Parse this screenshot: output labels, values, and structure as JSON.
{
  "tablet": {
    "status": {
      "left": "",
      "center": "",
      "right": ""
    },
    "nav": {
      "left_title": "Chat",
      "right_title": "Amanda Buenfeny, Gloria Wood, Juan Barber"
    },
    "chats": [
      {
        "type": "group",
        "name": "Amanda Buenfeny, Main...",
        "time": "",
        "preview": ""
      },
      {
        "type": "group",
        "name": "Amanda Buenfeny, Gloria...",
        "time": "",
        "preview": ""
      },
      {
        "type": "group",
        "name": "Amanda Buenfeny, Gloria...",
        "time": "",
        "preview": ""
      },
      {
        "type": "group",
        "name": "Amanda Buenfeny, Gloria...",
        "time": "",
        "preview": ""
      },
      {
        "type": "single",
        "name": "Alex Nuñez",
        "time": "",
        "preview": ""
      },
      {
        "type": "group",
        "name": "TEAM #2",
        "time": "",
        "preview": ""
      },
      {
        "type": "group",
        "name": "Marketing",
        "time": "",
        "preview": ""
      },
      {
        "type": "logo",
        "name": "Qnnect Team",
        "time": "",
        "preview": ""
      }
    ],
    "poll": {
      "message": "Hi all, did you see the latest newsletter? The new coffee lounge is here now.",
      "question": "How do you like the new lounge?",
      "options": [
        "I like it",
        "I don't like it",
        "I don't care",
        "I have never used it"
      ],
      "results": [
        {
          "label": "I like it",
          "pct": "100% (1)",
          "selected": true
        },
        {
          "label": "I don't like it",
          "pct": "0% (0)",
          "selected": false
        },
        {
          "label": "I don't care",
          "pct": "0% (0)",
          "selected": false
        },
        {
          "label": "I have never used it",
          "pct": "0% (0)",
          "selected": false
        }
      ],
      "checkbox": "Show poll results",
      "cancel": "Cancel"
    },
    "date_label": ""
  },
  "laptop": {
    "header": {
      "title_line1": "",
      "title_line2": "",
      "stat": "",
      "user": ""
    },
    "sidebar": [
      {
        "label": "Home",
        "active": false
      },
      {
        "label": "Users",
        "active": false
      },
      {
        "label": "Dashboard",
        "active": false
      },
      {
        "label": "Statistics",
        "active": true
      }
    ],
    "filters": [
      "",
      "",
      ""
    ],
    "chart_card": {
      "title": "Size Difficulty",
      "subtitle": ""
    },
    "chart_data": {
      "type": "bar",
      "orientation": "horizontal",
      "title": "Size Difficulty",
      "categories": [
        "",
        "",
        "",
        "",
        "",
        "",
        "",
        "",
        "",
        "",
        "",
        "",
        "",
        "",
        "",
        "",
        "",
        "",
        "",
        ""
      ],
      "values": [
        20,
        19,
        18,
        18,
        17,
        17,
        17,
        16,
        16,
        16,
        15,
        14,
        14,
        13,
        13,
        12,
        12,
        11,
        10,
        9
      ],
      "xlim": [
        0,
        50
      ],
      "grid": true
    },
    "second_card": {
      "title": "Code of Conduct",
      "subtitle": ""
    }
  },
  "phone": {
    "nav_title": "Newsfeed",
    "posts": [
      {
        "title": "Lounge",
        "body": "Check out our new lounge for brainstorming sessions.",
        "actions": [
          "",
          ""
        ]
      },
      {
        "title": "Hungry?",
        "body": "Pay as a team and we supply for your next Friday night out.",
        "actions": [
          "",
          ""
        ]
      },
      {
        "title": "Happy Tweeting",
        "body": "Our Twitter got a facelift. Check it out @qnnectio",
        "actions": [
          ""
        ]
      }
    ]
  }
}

Exercise prompt: Look through the material above. Copy each line where the word "like" appears.

Worked solution:
      "question": "How do you like the new lounge?",
        "I like it",
        "I don't like it",
          "label": "I like it",
          "label": "I don't like it",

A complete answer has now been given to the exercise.